--- Required work ---
Take every line that has the string "image" and copy it out.

%%

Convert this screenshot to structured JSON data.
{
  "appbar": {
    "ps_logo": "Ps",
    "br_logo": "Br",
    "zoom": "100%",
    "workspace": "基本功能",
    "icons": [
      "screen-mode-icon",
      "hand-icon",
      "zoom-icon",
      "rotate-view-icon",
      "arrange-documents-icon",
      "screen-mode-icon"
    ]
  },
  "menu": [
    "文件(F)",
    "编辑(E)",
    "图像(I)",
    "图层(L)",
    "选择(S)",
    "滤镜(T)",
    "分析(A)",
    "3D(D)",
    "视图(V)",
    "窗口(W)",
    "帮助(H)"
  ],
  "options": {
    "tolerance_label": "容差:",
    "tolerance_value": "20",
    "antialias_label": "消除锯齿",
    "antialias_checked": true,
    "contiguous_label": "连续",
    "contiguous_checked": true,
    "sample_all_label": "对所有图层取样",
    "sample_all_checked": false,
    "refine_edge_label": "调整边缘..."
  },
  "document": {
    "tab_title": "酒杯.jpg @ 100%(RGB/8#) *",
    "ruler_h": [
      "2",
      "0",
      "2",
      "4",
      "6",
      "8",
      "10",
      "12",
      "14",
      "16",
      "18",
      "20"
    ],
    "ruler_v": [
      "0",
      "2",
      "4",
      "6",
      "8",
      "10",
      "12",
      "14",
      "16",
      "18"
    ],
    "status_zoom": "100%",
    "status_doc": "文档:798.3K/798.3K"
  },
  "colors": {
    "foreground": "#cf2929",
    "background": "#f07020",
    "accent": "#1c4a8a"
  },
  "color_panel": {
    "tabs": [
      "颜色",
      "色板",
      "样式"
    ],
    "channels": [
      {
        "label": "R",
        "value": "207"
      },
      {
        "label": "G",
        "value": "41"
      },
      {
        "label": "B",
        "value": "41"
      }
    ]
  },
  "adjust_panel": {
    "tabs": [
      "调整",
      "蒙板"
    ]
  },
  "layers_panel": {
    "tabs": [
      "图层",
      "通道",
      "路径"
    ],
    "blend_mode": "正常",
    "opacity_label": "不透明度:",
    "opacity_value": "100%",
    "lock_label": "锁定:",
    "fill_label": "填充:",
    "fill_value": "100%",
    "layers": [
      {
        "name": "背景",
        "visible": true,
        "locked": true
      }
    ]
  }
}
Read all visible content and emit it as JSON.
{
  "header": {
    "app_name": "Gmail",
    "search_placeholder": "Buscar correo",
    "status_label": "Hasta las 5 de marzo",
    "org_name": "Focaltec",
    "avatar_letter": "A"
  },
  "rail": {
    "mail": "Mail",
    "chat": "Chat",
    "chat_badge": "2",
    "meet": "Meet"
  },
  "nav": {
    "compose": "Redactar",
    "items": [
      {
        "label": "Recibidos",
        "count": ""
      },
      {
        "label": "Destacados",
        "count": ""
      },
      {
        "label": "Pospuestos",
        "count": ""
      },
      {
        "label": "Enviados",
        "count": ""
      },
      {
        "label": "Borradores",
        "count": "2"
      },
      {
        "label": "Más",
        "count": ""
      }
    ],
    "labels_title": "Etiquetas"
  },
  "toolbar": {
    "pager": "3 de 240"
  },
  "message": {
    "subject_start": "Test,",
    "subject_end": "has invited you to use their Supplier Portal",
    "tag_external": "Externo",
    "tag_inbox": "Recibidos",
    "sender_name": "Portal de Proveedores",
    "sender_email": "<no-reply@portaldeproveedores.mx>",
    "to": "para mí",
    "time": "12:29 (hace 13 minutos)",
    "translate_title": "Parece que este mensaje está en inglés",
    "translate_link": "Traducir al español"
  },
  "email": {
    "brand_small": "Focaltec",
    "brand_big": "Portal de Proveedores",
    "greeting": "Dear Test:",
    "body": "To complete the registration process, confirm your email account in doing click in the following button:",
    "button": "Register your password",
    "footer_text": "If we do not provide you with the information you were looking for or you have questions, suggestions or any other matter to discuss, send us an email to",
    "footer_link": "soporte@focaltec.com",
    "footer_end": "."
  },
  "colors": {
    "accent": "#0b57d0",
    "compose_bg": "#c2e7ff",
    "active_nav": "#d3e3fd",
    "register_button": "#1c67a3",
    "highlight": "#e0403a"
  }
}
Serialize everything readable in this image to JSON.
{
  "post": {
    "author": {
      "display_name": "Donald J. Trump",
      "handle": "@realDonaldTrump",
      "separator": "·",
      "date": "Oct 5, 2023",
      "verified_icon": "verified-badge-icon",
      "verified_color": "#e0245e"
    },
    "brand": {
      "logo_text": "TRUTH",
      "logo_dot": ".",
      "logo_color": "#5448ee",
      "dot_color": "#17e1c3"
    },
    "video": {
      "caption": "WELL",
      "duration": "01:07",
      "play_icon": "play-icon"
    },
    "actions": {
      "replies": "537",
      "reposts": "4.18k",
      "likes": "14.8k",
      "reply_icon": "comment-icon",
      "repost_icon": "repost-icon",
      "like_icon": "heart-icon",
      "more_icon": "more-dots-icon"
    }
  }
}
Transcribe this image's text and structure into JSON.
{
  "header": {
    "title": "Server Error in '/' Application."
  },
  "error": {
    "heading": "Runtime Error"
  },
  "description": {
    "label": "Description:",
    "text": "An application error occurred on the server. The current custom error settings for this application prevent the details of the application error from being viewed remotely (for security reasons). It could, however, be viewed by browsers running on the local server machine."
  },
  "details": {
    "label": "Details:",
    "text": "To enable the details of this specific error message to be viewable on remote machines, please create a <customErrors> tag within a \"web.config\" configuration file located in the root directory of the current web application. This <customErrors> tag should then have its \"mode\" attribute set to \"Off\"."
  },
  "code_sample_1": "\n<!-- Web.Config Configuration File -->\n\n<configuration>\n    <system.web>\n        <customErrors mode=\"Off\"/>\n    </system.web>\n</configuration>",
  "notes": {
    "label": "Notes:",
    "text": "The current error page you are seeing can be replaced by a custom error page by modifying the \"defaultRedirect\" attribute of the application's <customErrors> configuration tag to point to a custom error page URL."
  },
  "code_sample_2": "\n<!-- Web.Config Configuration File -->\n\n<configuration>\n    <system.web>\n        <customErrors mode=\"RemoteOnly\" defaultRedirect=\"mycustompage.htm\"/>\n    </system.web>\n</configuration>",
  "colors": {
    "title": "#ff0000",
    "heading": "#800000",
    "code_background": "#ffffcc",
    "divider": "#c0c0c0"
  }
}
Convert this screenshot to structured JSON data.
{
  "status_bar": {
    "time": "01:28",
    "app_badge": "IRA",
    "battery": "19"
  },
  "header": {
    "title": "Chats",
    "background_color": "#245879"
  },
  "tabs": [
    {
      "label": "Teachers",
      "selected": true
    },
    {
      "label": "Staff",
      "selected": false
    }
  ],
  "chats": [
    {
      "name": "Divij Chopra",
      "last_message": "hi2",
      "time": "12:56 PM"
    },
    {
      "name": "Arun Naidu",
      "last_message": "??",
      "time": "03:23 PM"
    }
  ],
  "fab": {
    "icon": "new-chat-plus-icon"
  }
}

%%

--- Reply ---
Serialize everything readable in this image to JSON.
Transcribe this image's text and structure into JSON.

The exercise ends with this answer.